• Written exercise
Your task is to write out only the lines running from the line with "What data populates" to the line with "Extract the chart's", both ends kept, with no images.

• Data lines

━━━━━━━━━━━━━━━━

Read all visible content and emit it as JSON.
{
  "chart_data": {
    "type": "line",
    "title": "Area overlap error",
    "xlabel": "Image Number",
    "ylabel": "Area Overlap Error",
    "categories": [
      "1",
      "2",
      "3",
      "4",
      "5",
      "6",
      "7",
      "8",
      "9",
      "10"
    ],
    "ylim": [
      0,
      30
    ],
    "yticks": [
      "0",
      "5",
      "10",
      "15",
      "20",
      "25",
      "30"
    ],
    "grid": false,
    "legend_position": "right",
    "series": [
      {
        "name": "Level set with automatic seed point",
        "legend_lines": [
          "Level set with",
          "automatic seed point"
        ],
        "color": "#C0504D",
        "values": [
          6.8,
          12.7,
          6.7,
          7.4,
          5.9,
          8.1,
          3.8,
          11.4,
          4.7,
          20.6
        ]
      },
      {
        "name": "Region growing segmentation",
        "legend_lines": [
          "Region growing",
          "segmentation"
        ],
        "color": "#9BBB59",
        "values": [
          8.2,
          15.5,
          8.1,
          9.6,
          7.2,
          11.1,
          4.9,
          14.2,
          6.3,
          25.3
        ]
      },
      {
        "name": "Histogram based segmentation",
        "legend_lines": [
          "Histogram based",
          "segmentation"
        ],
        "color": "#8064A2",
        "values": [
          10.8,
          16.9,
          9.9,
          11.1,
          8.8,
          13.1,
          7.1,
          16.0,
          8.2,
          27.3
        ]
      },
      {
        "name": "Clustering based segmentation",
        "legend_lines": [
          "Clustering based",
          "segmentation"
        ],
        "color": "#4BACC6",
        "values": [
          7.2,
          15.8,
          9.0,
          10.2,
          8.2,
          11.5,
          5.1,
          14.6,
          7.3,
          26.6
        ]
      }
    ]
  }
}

━━━━━━━━━━━━━━━━

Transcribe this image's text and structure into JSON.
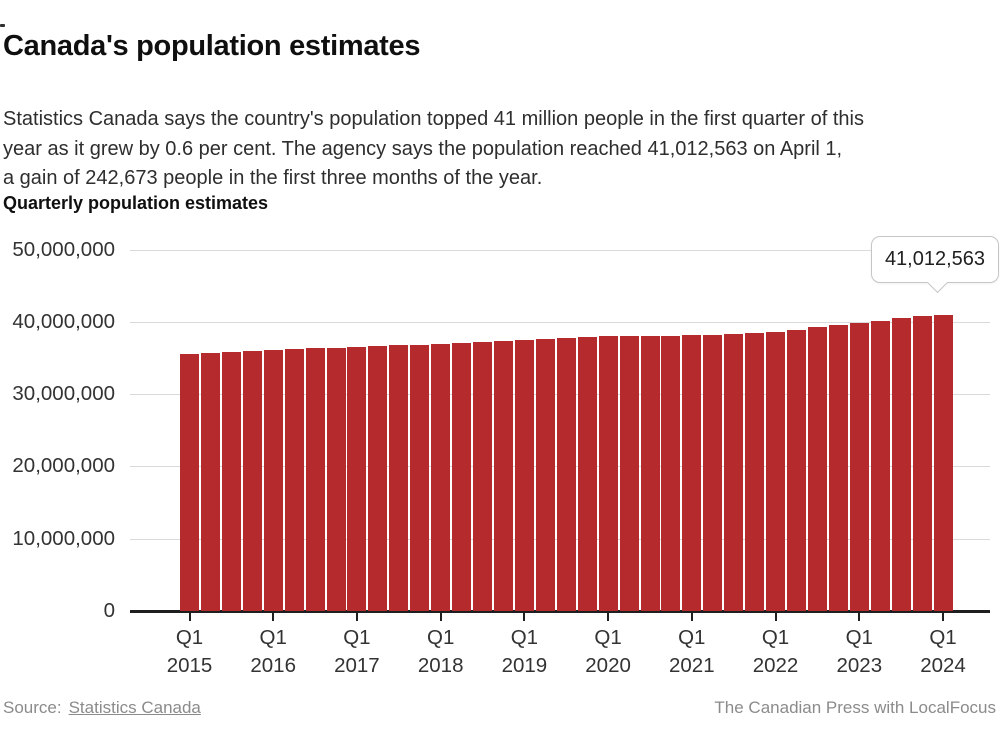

━━━━━━━━━━━━━━━━

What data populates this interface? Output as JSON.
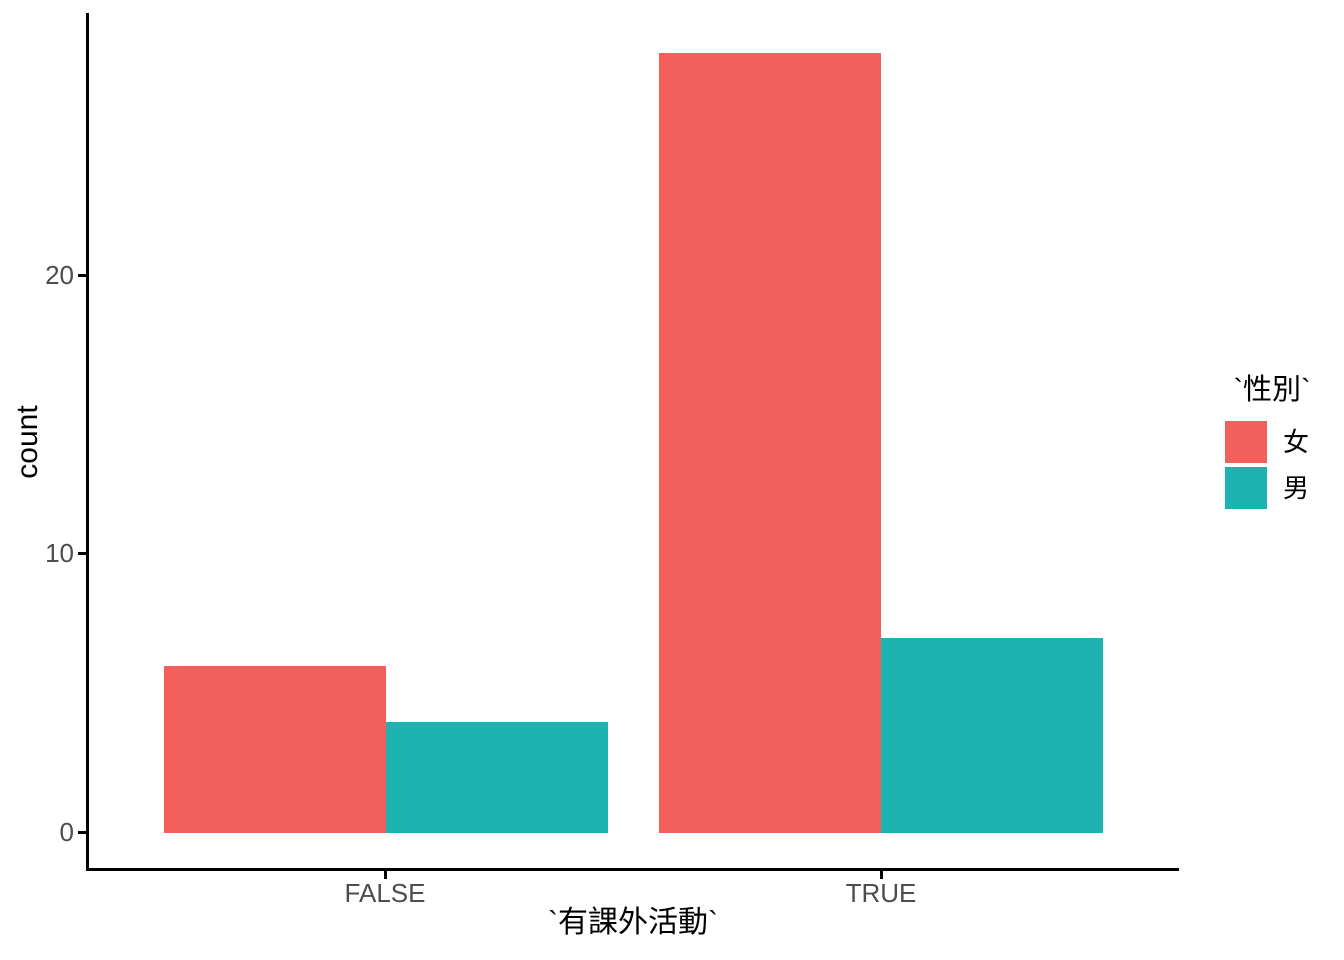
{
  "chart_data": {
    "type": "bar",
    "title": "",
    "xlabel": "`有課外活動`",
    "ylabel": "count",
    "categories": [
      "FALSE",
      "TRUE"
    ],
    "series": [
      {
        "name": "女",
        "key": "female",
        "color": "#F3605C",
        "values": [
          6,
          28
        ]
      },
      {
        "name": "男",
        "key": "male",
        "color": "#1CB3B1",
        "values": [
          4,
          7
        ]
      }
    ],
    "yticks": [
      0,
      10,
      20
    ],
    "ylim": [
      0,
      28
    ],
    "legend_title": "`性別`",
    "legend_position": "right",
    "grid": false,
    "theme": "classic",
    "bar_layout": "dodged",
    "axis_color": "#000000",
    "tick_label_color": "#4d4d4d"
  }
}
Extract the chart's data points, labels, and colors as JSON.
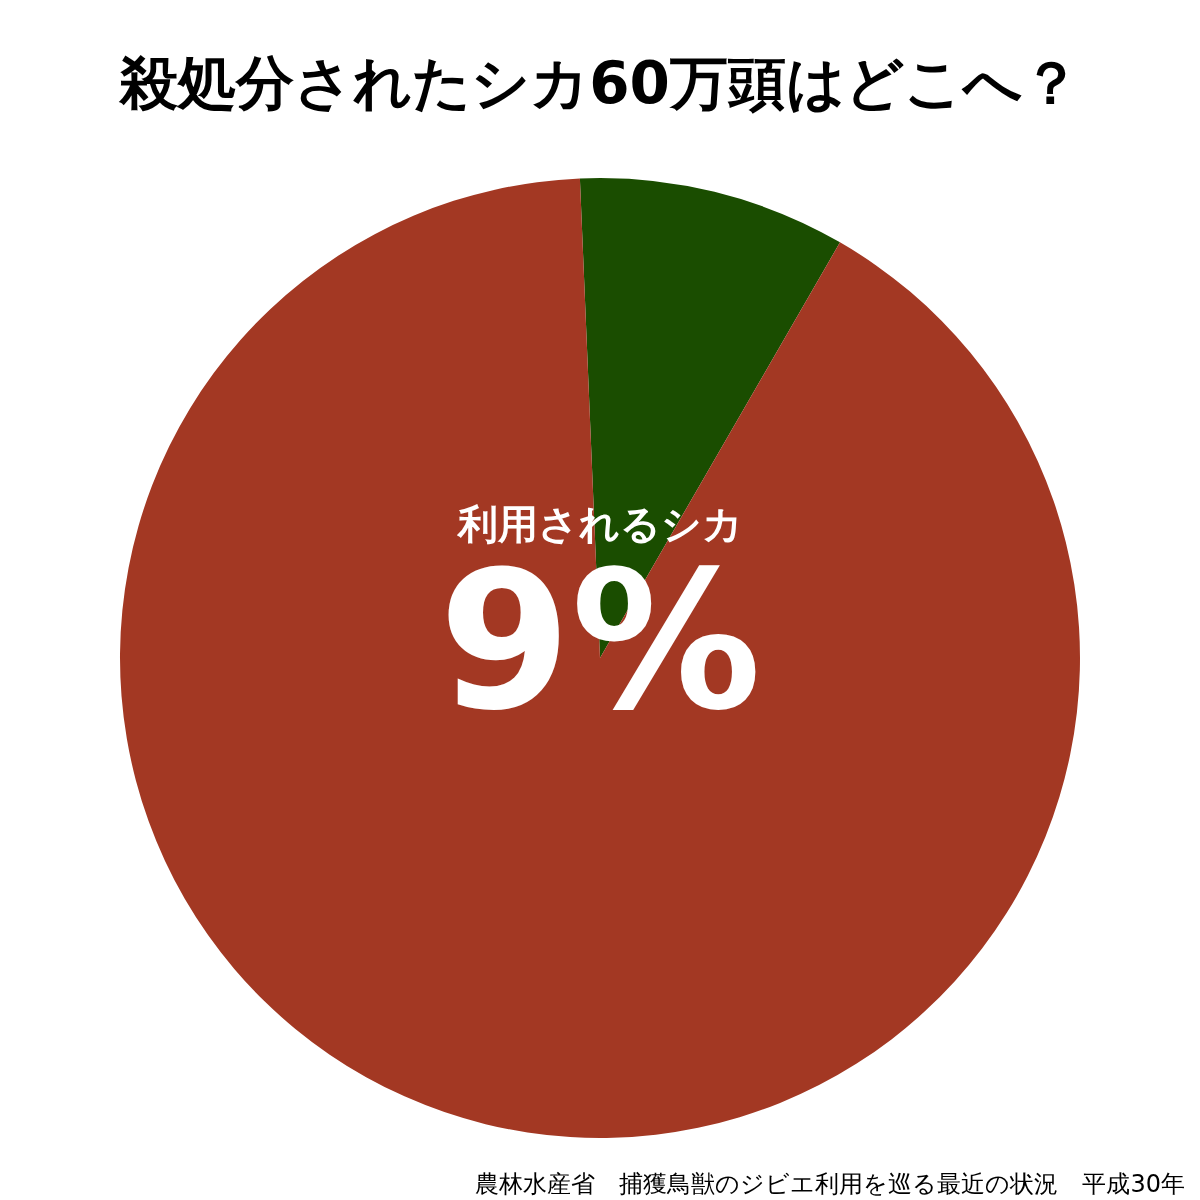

━━━━━━━━━━━━━━━━

• Written answer
What data populates this interface? Output as JSON.
{
  "chart_data": {
    "type": "bar",
    "title": "",
    "xlabel": "`有課外活動`",
    "ylabel": "count",
    "categories": [
      "FALSE",
      "TRUE"
    ],
    "series": [
      {
        "name": "女",
        "key": "female",
        "color": "#F3605C",
        "values": [
          6,
          28
        ]
      },
      {
        "name": "男",
        "key": "male",
        "color": "#1CB3B1",
        "values": [
          4,
          7
        ]
      }
    ],
    "yticks": [
      0,
      10,
      20
    ],
    "ylim": [
      0,
      28
    ],
    "legend_title": "`性別`",
    "legend_position": "right",
    "grid": false,
    "theme": "classic",
    "bar_layout": "dodged",
    "axis_color": "#000000",
    "tick_label_color": "#4d4d4d"
  }
}
Extract the chart's data points, labels, and colors as JSON.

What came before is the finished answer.